━━━ SUPPLIED INFORMATION

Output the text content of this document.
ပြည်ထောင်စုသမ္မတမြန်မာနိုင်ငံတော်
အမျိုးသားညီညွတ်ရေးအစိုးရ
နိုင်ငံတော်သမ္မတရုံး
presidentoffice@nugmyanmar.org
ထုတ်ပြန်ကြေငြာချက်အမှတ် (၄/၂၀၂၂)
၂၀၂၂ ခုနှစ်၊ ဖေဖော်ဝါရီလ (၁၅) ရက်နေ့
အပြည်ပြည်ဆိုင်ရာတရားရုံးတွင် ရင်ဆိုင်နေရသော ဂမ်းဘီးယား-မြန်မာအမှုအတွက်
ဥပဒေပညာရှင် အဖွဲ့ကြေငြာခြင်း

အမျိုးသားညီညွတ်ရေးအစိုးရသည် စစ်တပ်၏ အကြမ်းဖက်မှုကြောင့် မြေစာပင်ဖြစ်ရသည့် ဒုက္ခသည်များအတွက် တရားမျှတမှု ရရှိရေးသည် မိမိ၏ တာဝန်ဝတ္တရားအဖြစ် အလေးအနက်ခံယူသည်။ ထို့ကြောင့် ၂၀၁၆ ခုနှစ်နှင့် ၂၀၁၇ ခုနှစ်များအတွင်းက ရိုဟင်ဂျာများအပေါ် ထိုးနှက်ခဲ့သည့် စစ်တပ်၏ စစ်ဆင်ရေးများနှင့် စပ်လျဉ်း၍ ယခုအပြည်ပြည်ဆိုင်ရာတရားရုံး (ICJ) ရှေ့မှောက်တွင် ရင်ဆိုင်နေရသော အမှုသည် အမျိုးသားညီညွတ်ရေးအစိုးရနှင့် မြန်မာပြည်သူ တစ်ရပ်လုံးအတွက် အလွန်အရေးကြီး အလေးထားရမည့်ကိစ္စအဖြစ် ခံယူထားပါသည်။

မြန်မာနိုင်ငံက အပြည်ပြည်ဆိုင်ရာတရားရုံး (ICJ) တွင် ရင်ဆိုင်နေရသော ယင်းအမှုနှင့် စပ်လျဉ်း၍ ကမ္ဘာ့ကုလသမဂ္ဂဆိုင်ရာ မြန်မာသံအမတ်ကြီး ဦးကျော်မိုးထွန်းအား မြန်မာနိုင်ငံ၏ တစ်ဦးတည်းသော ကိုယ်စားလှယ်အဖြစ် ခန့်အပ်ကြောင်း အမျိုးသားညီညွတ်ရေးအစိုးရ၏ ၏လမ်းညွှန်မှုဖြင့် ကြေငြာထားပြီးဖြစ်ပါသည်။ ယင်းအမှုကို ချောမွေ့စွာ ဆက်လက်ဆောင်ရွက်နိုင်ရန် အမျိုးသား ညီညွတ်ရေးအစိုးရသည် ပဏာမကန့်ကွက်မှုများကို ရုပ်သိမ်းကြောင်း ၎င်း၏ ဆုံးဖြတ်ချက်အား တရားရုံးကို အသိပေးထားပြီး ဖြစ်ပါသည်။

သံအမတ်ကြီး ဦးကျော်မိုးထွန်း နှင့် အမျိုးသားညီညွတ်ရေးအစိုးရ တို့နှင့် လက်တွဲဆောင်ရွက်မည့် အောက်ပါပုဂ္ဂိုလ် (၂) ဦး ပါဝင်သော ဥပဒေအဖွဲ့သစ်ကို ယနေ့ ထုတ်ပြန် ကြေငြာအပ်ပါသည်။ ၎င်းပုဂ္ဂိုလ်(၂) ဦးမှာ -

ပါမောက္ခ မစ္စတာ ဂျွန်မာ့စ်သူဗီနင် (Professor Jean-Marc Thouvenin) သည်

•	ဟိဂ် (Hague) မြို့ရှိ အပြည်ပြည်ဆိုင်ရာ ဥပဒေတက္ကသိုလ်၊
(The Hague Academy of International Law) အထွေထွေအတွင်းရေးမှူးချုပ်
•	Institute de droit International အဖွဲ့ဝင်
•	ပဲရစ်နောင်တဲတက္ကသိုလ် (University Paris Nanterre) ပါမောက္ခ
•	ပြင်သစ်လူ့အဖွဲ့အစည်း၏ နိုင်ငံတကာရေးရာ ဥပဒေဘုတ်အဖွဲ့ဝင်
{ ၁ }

━━━━━━

WHAT IS ASKED >>
Count each line above in which the string "Hague" appears, then state only the total.

COMPLETED TASK >>
2